Text shown:
============

DEPRECIATION SCHEDULE - DOUBLE DECLINING BALANCE METHOD | ||||
---|---|---|---|---|
Year | Beginning Book Value | Depreciation Rate | Depreciation Expense | Ending Book Value |
2022 | $ 12,500 | 40% | $ 5,000 | $ 7,500 |
2023 | 7,500 | 40% | 3,000 | 4,500 |
2024 | 4,500 | 40% | 1,800 | 2,700 |
2025 | 2,700 | 40% | 1,080 | 1,620 |
2026 | 1,620 | 1,250 |
FitBuilders estimates that the residual or salvage value at the end of the fixed asset’s life is $1,250. That’s why we placed that amount in the Ending Book Value column. Since we already have an ending book value, let’s squeeze in the 2026 depreciation expense by deducting $1,250 from $1,620. Our depreciation expense in the final year is $370.
DEPRECIATION SCHEDULE - DOUBLE DECLINING BALANCE METHOD | ||||
---|---|---|---|---|
Year | Beginning Book Value | Depreciation Rate | Depreciation Expense | Ending Book Value |
2022 | $ 12,500 | 40% | $ 5,000 | $ 7,500 |
2023 | 7,500 | 40% | 3,000 | 4,500 |
2024 | 4,500 | 40% | 1,800 | 2,700 |
2025 | 2,700 | 40% | 1,080 | 1,620 |
2026 | 1,620 | 370 | 1,250 |
Understanding the Double Declining Balance Method
The double declining balance method accelerates depreciation charges instead of allocating it evenly throughout the asset’s useful life. Proponents of this method argue that fixed assets have optimum functionality when they are brand new and a higher depreciation charge makes sense to match the fixed assets’ efficiency.
But as time goes by, the fixed asset may experience problems due to wear and tear, which would result in repairs and maintenance costs. That’s why depreciation expense is lower in the later years because of the fixed asset’s decreased efficiency and high maintenance cost.
In the step chart above, we can see the huge step from the first point to the second point because depreciation expense in the first year is high. But as time goes by, depreciation expense decreases. This concept behind the DDB method matches the principle that newly purchased fixed assets are more efficient in the earlier years than in the later years.

============

Material provided:
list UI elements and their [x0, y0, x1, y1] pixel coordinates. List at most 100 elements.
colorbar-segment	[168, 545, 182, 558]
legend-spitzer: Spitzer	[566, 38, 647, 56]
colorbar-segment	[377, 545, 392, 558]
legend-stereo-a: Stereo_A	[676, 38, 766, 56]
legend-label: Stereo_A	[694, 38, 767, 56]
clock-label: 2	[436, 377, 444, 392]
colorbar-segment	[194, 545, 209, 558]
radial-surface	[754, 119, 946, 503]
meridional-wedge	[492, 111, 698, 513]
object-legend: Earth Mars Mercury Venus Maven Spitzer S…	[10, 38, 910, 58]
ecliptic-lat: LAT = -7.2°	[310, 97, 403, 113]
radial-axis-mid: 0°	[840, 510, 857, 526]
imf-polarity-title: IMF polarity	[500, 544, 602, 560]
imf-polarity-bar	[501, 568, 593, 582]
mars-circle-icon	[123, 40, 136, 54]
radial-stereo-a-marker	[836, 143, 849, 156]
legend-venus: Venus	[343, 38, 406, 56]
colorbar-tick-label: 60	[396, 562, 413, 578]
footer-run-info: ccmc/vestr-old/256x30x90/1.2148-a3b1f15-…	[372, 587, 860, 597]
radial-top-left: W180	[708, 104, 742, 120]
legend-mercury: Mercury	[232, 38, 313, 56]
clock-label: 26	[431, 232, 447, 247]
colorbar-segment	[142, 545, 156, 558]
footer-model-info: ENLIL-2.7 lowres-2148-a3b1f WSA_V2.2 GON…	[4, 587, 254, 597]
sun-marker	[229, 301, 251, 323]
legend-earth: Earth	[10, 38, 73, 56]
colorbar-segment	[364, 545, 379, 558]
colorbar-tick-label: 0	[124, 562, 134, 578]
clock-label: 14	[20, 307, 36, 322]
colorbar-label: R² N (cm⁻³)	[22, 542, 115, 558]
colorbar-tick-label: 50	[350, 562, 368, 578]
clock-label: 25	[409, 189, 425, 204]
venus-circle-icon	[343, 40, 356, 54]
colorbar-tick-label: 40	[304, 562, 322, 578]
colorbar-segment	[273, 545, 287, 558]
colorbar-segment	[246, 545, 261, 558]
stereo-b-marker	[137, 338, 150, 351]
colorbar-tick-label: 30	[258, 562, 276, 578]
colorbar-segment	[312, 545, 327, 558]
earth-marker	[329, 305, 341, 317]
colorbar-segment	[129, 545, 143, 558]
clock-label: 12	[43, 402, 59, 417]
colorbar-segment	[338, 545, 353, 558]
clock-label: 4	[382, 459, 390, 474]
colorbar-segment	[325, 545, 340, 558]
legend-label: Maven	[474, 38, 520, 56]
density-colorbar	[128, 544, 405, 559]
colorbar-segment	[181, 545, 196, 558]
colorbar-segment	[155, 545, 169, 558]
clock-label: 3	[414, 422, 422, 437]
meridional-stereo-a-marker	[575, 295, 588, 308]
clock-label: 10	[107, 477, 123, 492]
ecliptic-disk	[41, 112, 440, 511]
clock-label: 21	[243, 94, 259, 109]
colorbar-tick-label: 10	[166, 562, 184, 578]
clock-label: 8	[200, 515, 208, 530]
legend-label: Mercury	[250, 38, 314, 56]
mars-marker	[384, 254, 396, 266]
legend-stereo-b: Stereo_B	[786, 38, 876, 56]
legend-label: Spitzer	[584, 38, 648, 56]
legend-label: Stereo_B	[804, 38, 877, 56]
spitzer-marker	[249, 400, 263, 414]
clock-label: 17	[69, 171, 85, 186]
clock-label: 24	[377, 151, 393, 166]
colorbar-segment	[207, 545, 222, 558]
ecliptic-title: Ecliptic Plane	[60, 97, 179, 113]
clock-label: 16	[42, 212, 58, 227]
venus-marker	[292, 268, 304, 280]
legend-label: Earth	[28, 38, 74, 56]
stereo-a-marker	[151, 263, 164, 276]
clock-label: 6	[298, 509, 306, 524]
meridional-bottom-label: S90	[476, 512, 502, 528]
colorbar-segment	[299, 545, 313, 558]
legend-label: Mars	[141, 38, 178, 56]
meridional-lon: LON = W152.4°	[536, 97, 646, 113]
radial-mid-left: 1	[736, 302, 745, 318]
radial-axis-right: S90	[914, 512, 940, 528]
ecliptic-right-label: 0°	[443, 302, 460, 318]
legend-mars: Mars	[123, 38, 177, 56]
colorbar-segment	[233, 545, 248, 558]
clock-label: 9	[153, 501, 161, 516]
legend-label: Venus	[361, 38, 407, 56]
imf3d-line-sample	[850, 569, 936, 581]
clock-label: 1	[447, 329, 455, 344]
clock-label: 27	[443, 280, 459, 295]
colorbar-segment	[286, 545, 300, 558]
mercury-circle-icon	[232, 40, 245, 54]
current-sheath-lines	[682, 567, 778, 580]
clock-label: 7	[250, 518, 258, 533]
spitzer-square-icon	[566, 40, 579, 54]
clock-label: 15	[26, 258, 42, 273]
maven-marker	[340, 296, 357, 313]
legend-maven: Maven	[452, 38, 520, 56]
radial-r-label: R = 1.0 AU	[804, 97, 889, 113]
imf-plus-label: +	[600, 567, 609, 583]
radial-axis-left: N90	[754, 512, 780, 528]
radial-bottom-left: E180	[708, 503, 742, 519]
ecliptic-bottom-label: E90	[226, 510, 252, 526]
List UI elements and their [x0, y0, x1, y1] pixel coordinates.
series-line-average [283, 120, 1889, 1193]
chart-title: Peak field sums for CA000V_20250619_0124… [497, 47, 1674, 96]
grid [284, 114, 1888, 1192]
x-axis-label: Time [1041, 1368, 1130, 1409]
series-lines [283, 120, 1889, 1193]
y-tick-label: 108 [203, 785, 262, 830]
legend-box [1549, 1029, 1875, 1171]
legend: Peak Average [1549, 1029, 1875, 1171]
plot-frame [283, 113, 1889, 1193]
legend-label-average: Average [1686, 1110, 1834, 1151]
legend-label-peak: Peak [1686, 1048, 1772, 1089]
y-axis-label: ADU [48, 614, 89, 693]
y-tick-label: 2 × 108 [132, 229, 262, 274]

============

Instructions for the task: Write out the full double declining balance depreciation text above, with every word, figure and table row unchanged.

Expected answer:
DEPRECIATION SCHEDULE - DOUBLE DECLINING BALANCE METHOD | ||||
---|---|---|---|---|
Year | Beginning Book Value | Depreciation Rate | Depreciation Expense | Ending Book Value |
2022 | $ 12,500 | 40% | $ 5,000 | $ 7,500 |
2023 | 7,500 | 40% | 3,000 | 4,500 |
2024 | 4,500 | 40% | 1,800 | 2,700 |
2025 | 2,700 | 40% | 1,080 | 1,620 |
2026 | 1,620 | 1,250 |
FitBuilders estimates that the residual or salvage value at the end of the fixed asset’s life is $1,250. That’s why we placed that amount in the Ending Book Value column. Since we already have an ending book value, let’s squeeze in the 2026 depreciation expense by deducting $1,250 from $1,620. Our depreciation expense in the final year is $370.
DEPRECIATION SCHEDULE - DOUBLE DECLINING BALANCE METHOD | ||||
---|---|---|---|---|
Year | Beginning Book Value | Depreciation Rate | Depreciation Expense | Ending Book Value |
2022 | $ 12,500 | 40% | $ 5,000 | $ 7,500 |
2023 | 7,500 | 40% | 3,000 | 4,500 |
2024 | 4,500 | 40% | 1,800 | 2,700 |
2025 | 2,700 | 40% | 1,080 | 1,620 |
2026 | 1,620 | 370 | 1,250 |
Understanding the Double Declining Balance Method
The double declining balance method accelerates depreciation charges instead of allocating it evenly throughout the asset’s useful life. Proponents of this method argue that fixed assets have optimum functionality when they are brand new and a higher depreciation charge makes sense to match the fixed assets’ efficiency.
But as time goes by, the fixed asset may experience problems due to wear and tear, which would result in repairs and maintenance costs. That’s why depreciation expense is lower in the later years because of the fixed asset’s decreased efficiency and high maintenance cost.
In the step chart above, we can see the huge step from the first point to the second point because depreciation expense in the first year is high. But as time goes by, depreciation expense decreases. This concept behind the DDB method matches the principle that newly purchased fixed assets are more efficient in the earlier years than in the later years.